What you are asked to do — In your copy, include every line of the records exactly and no picture at all.

Entries from a page text dataset —
........

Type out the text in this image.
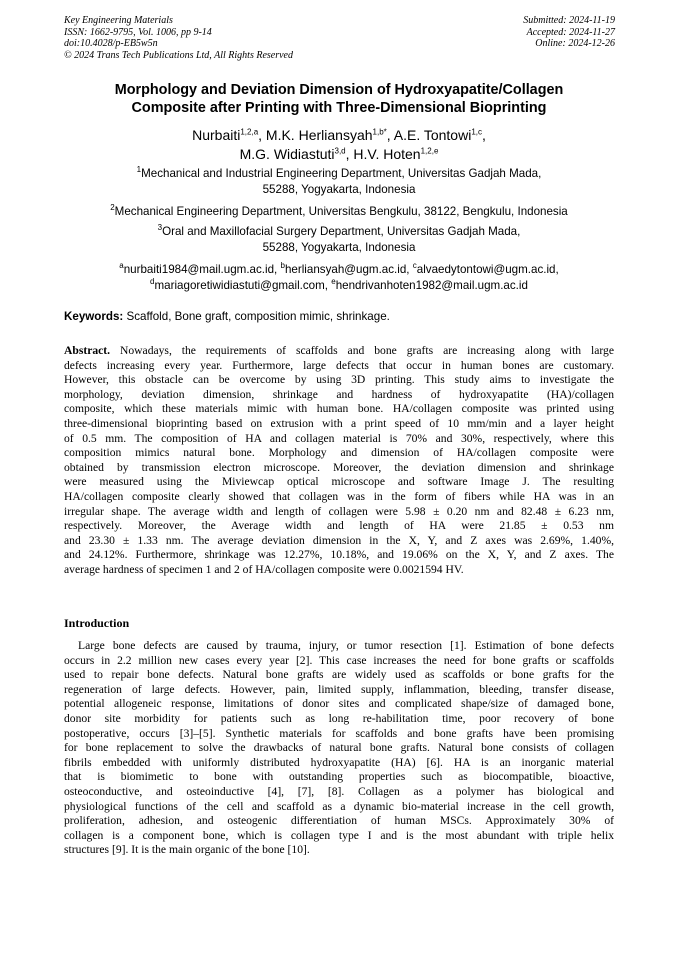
Key Engineering Materials
ISSN: 1662-9795, Vol. 1006, pp 9-14
doi:10.4028/p-EB5w5n
© 2024 Trans Tech Publications Ltd, All Rights Reserved
Submitted: 2024-11-19
Accepted: 2024-11-27
Online: 2024-12-26
Morphology and Deviation Dimension of Hydroxyapatite/Collagen
Composite after Printing with Three-Dimensional Bioprinting
Nurbaiti$^{1,2,a}$, M.K. Herliansyah$^{1,b*}$, A.E. Tontowi$^{1,c}$,
M.G. Widiastuti$^{3,d}$, H.V. Hoten$^{1,2,e}$
$^1$Mechanical and Industrial Engineering Department, Universitas Gadjah Mada,
55288, Yogyakarta, Indonesia
$^2$Mechanical Engineering Department, Universitas Bengkulu, 38122, Bengkulu, Indonesia
$^3$Oral and Maxillofacial Surgery Department, Universitas Gadjah Mada,
55288, Yogyakarta, Indonesia
$^a$nurbaiti1984@mail.ugm.ac.id, $^b$herliansyah@ugm.ac.id, $^c$alvaedytontowi@ugm.ac.id,
$^d$mariagoretiwidiastuti@gmail.com, $^e$hendrivanhoten1982@mail.ugm.ac.id
Keywords: Scaffold, Bone graft, composition mimic, shrinkage.
Abstract. Nowadays, the requirements of scaffolds and bone grafts are increasing along with large
defects increasing every year. Furthermore, large defects that occur in human bones are customary.
However, this obstacle can be overcome by using 3D printing. This study aims to investigate the
morphology, deviation dimension, shrinkage and hardness of hydroxyapatite (HA)/collagen
composite, which these materials mimic with human bone. HA/collagen composite was printed using
three-dimensional bioprinting based on extrusion with a print speed of 10 mm/min and a layer height
of 0.5 mm. The composition of HA and collagen material is 70% and 30%, respectively, where this
composition mimics natural bone. Morphology and dimension of HA/collagen composite were
obtained by transmission electron microscope. Moreover, the deviation dimension and shrinkage
were measured using the Miviewcap optical microscope and software Image J. The resulting
HA/collagen composite clearly showed that collagen was in the form of fibers while HA was in an
irregular shape. The average width and length of collagen were 5.98 ± 0.20 nm and 82.48 ± 6.23 nm,
respectively. Moreover, the Average width and length of HA were 21.85 ± 0.53 nm
and 23.30 ± 1.33 nm. The average deviation dimension in the X, Y, and Z axes was 2.69%, 1.40%,
and 24.12%. Furthermore, shrinkage was 12.27%, 10.18%, and 19.06% on the X, Y, and Z axes. The
average hardness of specimen 1 and 2 of HA/collagen composite were 0.0021594 HV.
Introduction
Large bone defects are caused by trauma, injury, or tumor resection [1]. Estimation of bone defects
occurs in 2.2 million new cases every year [2]. This case increases the need for bone grafts or scaffolds
used to repair bone defects. Natural bone grafts are widely used as scaffolds or bone grafts for the
regeneration of large defects. However, pain, limited supply, inflammation, bleeding, transfer disease,
potential allogeneic response, limitations of donor sites and complicated shape/size of damaged bone,
donor site morbidity for patients such as long re-habilitation time, poor recovery of bone
postoperative, occurs [3]–[5]. Synthetic materials for scaffolds and bone grafts have been promising
for bone replacement to solve the drawbacks of natural bone grafts. Natural bone consists of collagen
fibrils embedded with uniformly distributed hydroxyapatite (HA) [6]. HA is an inorganic material
that is biomimetic to bone with outstanding properties such as biocompatible, bioactive,
osteoconductive, and osteoinductive [4], [7], [8]. Collagen as a polymer has biological and
physiological functions of the cell and scaffold as a dynamic bio-material increase in the cell growth,
proliferation, adhesion, and osteogenic differentiation of human MSCs. Approximately 30% of
collagen is a component bone, which is collagen type I and is the most abundant with triple helix
structures [9]. It is the main organic of the bone [10].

........

Solution for this exercise —
Type out the text in this image.
Key Engineering Materials
ISSN: 1662-9795, Vol. 1006, pp 9-14
doi:10.4028/p-EB5w5n
© 2024 Trans Tech Publications Ltd, All Rights Reserved
Submitted: 2024-11-19
Accepted: 2024-11-27
Online: 2024-12-26
Morphology and Deviation Dimension of Hydroxyapatite/Collagen
Composite after Printing with Three-Dimensional Bioprinting
Nurbaiti$^{1,2,a}$, M.K. Herliansyah$^{1,b*}$, A.E. Tontowi$^{1,c}$,
M.G. Widiastuti$^{3,d}$, H.V. Hoten$^{1,2,e}$
$^1$Mechanical and Industrial Engineering Department, Universitas Gadjah Mada,
55288, Yogyakarta, Indonesia
$^2$Mechanical Engineering Department, Universitas Bengkulu, 38122, Bengkulu, Indonesia
$^3$Oral and Maxillofacial Surgery Department, Universitas Gadjah Mada,
55288, Yogyakarta, Indonesia
$^a$nurbaiti1984@mail.ugm.ac.id, $^b$herliansyah@ugm.ac.id, $^c$alvaedytontowi@ugm.ac.id,
$^d$mariagoretiwidiastuti@gmail.com, $^e$hendrivanhoten1982@mail.ugm.ac.id
Keywords: Scaffold, Bone graft, composition mimic, shrinkage.
Abstract. Nowadays, the requirements of scaffolds and bone grafts are increasing along with large
defects increasing every year. Furthermore, large defects that occur in human bones are customary.
However, this obstacle can be overcome by using 3D printing. This study aims to investigate the
morphology, deviation dimension, shrinkage and hardness of hydroxyapatite (HA)/collagen
composite, which these materials mimic with human bone. HA/collagen composite was printed using
three-dimensional bioprinting based on extrusion with a print speed of 10 mm/min and a layer height
of 0.5 mm. The composition of HA and collagen material is 70% and 30%, respectively, where this
composition mimics natural bone. Morphology and dimension of HA/collagen composite were
obtained by transmission electron microscope. Moreover, the deviation dimension and shrinkage
were measured using the Miviewcap optical microscope and software Image J. The resulting
HA/collagen composite clearly showed that collagen was in the form of fibers while HA was in an
irregular shape. The average width and length of collagen were 5.98 ± 0.20 nm and 82.48 ± 6.23 nm,
respectively. Moreover, the Average width and length of HA were 21.85 ± 0.53 nm
and 23.30 ± 1.33 nm. The average deviation dimension in the X, Y, and Z axes was 2.69%, 1.40%,
and 24.12%. Furthermore, shrinkage was 12.27%, 10.18%, and 19.06% on the X, Y, and Z axes. The
average hardness of specimen 1 and 2 of HA/collagen composite were 0.0021594 HV.
Introduction
Large bone defects are caused by trauma, injury, or tumor resection [1]. Estimation of bone defects
occurs in 2.2 million new cases every year [2]. This case increases the need for bone grafts or scaffolds
used to repair bone defects. Natural bone grafts are widely used as scaffolds or bone grafts for the
regeneration of large defects. However, pain, limited supply, inflammation, bleeding, transfer disease,
potential allogeneic response, limitations of donor sites and complicated shape/size of damaged bone,
donor site morbidity for patients such as long re-habilitation time, poor recovery of bone
postoperative, occurs [3]–[5]. Synthetic materials for scaffolds and bone grafts have been promising
for bone replacement to solve the drawbacks of natural bone grafts. Natural bone consists of collagen
fibrils embedded with uniformly distributed hydroxyapatite (HA) [6]. HA is an inorganic material
that is biomimetic to bone with outstanding properties such as biocompatible, bioactive,
osteoconductive, and osteoinductive [4], [7], [8]. Collagen as a polymer has biological and
physiological functions of the cell and scaffold as a dynamic bio-material increase in the cell growth,
proliferation, adhesion, and osteogenic differentiation of human MSCs. Approximately 30% of
collagen is a component bone, which is collagen type I and is the most abundant with triple helix
structures [9]. It is the main organic of the bone [10].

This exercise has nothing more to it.